Report how many lines contain the word "Engineering"; answer with the number only.

Begin Record excerpts

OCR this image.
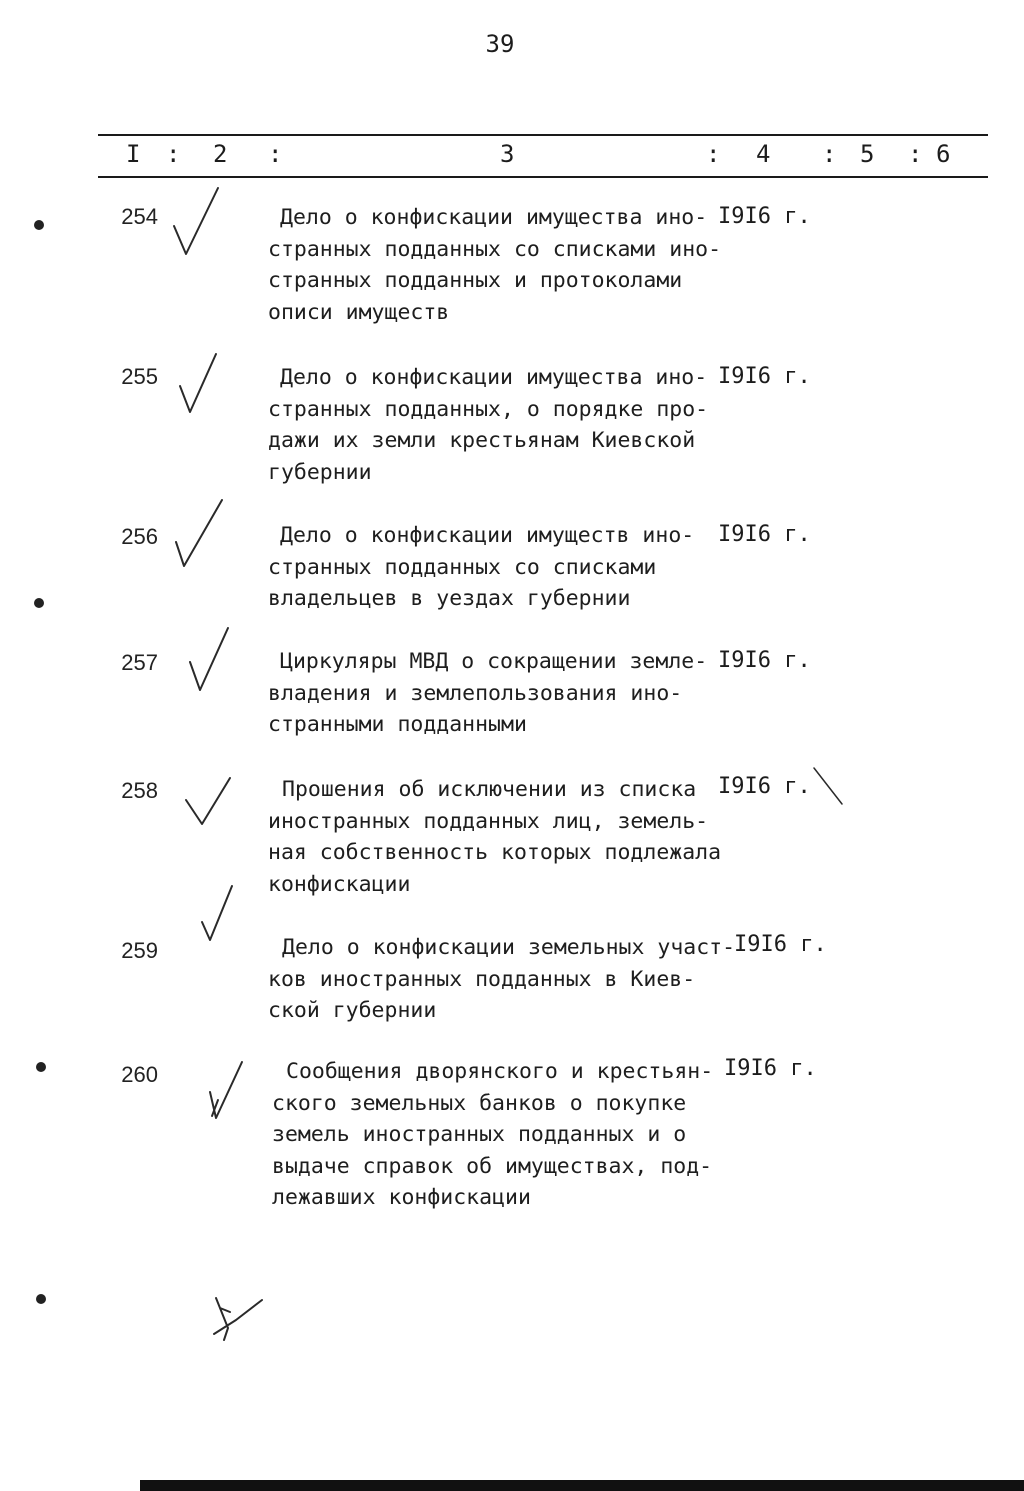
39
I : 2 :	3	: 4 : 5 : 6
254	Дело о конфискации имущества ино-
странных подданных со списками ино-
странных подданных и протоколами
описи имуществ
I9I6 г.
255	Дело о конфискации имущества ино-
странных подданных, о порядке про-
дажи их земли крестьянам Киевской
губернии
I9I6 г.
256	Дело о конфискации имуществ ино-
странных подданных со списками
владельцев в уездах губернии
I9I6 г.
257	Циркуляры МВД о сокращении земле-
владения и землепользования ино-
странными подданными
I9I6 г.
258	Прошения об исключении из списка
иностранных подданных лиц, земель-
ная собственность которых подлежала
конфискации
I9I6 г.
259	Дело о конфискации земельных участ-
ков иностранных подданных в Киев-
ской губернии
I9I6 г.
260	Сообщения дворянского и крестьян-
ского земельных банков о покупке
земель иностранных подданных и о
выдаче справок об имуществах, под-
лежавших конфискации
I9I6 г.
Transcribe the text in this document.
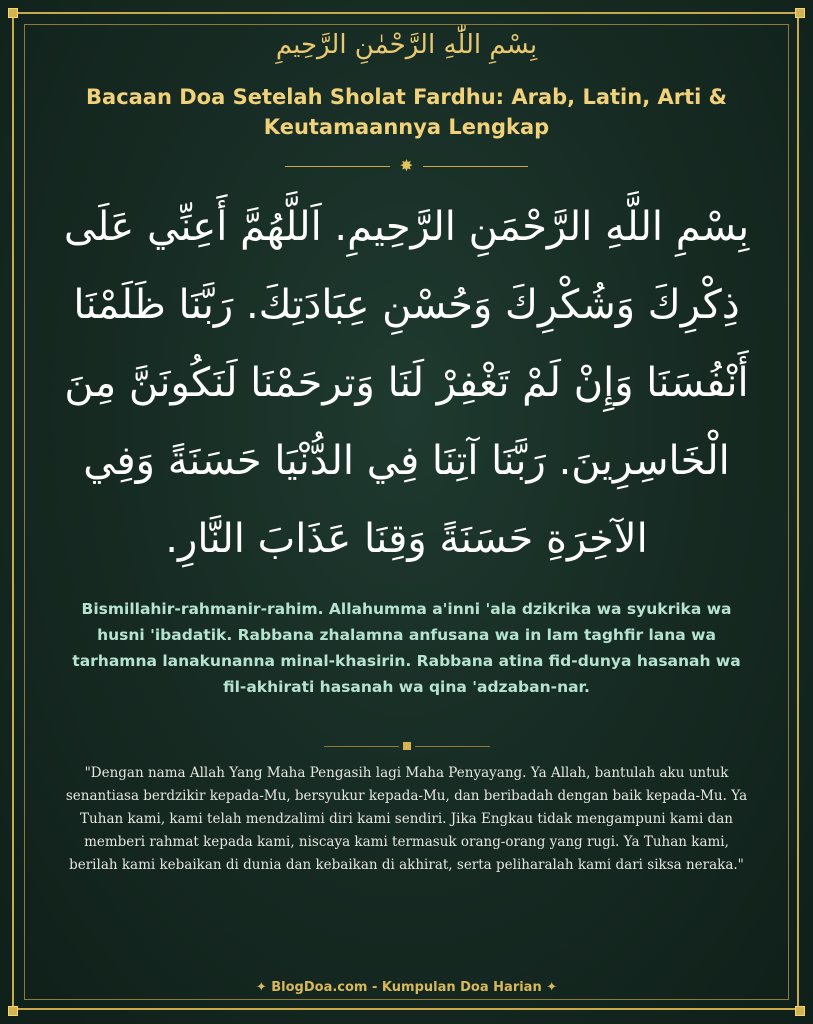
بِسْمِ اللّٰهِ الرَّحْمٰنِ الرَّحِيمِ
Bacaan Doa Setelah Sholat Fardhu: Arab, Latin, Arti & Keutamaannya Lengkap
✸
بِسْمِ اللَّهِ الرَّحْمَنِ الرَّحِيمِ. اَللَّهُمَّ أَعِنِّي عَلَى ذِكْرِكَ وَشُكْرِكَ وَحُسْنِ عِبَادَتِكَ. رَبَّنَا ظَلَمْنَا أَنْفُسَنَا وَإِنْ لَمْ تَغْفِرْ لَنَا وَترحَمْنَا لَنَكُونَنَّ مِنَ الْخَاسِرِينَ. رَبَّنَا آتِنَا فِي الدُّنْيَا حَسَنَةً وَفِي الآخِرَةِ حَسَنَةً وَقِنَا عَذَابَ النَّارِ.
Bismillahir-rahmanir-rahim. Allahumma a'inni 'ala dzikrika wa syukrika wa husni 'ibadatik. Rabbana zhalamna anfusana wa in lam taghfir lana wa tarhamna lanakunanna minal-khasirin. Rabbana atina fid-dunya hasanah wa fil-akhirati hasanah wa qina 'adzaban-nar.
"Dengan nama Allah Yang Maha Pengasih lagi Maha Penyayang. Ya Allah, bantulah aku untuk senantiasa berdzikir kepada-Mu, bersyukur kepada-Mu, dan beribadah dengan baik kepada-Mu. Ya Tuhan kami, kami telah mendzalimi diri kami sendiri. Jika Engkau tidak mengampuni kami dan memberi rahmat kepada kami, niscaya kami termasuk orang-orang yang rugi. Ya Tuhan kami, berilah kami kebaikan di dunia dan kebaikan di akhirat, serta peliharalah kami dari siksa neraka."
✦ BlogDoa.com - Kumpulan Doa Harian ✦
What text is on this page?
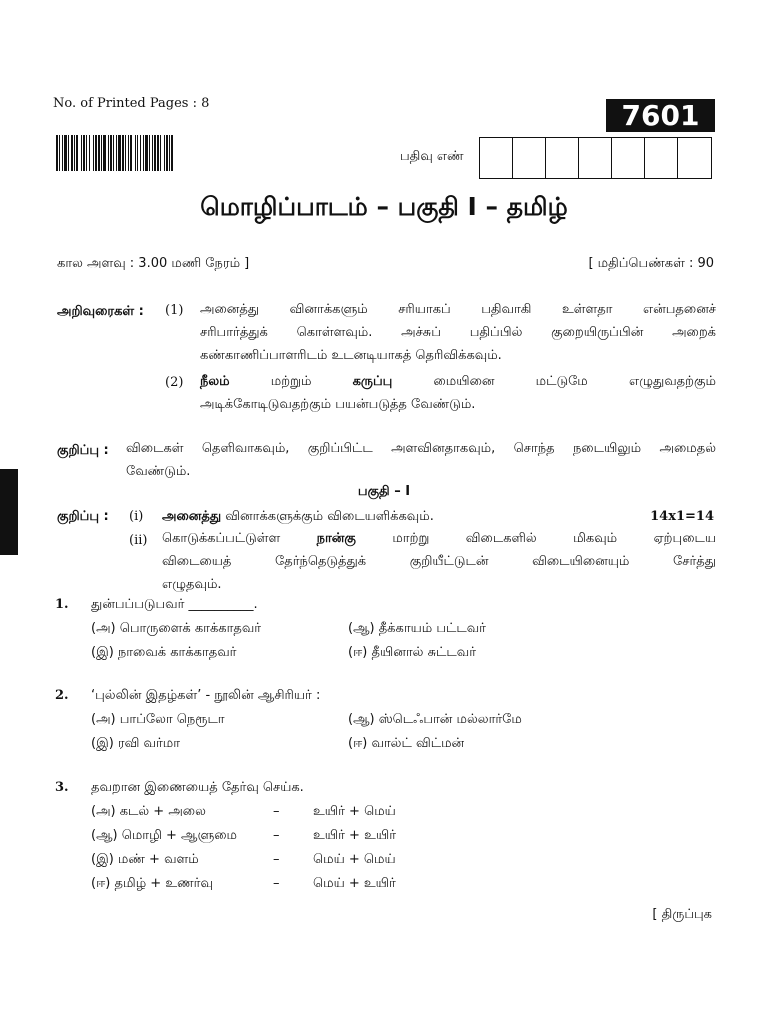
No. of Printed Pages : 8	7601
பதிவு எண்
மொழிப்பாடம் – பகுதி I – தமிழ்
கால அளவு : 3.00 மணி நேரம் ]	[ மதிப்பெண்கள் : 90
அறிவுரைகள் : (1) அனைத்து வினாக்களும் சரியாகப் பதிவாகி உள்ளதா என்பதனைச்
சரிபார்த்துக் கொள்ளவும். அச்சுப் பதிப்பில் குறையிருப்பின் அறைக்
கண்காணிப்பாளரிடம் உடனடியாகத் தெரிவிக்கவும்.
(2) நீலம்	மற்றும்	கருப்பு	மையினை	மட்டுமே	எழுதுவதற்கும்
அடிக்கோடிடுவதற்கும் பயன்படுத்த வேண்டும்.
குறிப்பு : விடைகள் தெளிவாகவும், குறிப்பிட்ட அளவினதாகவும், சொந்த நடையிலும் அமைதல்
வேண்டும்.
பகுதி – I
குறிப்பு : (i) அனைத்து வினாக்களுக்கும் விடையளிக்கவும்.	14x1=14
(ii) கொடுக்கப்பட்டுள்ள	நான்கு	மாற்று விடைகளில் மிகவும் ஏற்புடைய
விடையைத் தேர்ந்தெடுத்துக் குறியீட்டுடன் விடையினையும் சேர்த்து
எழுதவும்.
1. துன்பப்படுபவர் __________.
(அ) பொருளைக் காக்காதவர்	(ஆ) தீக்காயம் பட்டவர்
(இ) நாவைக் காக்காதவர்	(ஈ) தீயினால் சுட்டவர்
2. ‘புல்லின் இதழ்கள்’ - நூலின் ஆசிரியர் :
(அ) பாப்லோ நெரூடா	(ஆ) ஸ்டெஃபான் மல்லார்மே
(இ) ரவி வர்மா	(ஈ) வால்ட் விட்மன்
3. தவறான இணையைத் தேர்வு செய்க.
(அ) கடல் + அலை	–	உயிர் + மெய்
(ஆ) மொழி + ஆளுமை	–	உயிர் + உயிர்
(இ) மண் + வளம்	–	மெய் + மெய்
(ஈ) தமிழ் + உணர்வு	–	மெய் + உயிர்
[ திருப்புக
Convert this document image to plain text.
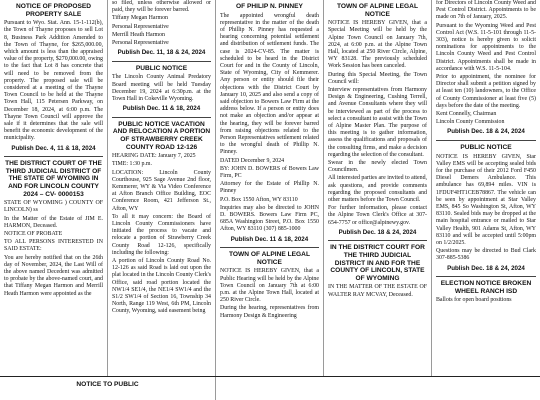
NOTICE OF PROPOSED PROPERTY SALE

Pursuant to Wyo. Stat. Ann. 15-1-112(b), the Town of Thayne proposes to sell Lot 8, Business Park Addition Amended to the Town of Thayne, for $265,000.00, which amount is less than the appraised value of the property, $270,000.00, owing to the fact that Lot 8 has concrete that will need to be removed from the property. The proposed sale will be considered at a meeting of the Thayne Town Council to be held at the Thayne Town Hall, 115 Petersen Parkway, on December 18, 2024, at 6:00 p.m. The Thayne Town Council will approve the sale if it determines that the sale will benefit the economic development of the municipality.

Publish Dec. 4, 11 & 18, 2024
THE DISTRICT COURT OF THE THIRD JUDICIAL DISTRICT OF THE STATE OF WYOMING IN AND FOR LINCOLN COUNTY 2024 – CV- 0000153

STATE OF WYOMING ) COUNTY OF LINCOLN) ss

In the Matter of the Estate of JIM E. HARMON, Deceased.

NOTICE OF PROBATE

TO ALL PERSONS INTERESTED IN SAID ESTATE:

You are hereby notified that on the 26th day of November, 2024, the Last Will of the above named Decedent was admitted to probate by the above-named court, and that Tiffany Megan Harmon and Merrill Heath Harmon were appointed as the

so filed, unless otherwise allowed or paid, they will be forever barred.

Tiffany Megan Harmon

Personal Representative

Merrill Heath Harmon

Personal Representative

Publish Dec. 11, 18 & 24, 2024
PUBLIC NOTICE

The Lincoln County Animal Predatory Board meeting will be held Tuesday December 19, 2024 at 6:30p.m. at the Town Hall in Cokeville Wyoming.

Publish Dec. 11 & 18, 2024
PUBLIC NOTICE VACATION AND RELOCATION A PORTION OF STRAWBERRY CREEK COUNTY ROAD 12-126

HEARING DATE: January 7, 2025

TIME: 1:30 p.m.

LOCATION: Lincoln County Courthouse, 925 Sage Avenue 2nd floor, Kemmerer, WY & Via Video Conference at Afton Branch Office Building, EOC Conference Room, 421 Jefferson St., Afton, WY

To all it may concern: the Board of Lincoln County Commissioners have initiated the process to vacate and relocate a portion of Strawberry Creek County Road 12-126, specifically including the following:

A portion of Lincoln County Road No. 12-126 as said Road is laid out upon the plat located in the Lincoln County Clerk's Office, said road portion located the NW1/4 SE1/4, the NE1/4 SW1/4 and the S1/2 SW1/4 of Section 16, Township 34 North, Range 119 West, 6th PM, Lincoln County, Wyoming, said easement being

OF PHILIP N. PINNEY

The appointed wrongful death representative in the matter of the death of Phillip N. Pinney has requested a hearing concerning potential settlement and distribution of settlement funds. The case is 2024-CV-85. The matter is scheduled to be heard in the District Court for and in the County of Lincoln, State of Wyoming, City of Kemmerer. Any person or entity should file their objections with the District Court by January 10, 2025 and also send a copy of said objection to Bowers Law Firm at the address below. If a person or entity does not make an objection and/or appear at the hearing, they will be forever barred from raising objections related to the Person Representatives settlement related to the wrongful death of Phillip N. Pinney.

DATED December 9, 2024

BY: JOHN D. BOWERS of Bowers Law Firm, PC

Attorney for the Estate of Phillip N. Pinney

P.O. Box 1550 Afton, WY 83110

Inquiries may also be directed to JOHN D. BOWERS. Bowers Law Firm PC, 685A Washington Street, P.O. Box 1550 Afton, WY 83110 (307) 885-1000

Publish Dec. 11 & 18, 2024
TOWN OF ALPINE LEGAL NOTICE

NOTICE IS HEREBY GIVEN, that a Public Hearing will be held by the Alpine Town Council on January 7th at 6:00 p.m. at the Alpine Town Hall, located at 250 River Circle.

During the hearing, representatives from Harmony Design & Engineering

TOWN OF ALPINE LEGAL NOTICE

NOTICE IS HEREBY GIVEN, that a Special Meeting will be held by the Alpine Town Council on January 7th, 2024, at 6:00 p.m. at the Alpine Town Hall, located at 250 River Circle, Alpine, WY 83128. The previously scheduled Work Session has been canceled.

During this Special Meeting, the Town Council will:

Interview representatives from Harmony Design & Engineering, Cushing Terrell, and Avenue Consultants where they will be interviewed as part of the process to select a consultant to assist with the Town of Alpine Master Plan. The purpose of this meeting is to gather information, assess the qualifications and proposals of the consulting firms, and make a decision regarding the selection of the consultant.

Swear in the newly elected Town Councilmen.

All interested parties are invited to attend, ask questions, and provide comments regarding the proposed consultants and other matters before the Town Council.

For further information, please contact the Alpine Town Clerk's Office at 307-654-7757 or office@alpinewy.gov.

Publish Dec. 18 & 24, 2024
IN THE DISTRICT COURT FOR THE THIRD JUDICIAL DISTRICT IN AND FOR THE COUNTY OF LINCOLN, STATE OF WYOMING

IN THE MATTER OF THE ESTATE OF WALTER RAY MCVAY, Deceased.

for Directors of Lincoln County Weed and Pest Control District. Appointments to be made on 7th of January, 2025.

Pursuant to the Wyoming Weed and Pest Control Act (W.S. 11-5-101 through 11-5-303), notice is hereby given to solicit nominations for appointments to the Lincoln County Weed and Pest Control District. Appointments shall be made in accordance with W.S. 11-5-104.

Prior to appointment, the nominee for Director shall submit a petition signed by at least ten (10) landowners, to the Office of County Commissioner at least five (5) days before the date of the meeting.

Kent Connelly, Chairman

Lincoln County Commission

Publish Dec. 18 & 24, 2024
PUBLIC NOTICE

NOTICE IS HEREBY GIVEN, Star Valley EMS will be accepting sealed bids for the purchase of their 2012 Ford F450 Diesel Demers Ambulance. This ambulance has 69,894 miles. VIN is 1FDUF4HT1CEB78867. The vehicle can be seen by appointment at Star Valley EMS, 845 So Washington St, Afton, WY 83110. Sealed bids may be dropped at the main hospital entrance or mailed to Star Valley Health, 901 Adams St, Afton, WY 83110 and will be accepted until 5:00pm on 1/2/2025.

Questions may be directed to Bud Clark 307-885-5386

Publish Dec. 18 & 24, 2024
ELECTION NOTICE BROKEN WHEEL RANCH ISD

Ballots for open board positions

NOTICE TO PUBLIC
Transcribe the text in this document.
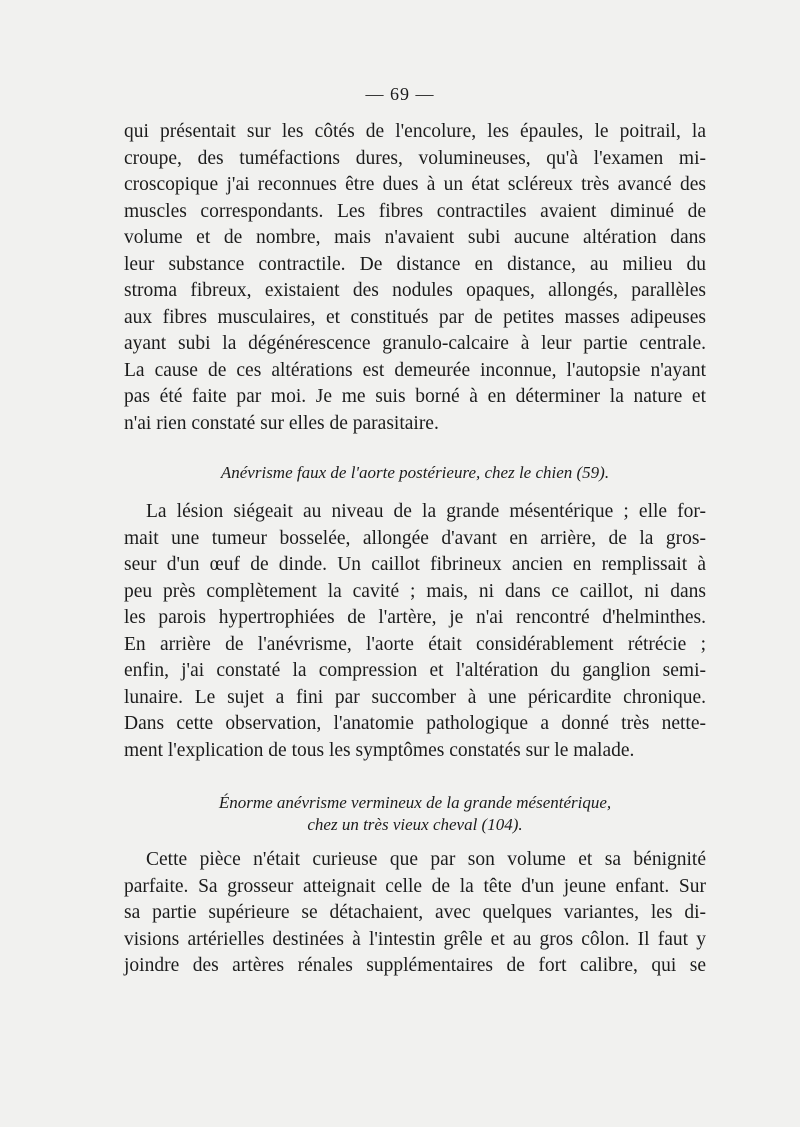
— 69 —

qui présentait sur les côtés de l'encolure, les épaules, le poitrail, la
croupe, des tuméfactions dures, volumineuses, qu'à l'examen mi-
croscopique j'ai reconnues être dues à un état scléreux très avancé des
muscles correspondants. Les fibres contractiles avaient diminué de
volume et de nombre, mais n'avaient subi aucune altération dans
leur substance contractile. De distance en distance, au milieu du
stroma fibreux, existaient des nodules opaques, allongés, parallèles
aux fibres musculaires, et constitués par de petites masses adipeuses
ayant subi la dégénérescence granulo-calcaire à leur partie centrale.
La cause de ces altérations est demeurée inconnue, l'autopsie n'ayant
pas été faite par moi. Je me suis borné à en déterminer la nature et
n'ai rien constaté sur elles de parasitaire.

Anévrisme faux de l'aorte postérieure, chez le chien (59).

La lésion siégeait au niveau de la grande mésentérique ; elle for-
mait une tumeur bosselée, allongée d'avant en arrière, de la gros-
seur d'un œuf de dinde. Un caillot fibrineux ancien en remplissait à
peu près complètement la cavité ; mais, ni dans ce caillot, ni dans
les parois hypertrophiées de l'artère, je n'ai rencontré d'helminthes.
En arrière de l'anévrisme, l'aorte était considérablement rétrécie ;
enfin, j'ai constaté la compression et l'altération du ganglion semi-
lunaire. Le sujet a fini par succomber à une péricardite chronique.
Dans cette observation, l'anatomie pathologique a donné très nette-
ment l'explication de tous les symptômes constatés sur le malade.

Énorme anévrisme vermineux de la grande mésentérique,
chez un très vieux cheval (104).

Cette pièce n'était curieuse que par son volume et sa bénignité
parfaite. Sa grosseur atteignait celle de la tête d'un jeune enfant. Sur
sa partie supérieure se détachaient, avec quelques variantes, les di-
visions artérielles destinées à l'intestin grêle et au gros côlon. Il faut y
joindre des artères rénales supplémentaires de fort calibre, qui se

End Record excerpts

Complete output:
2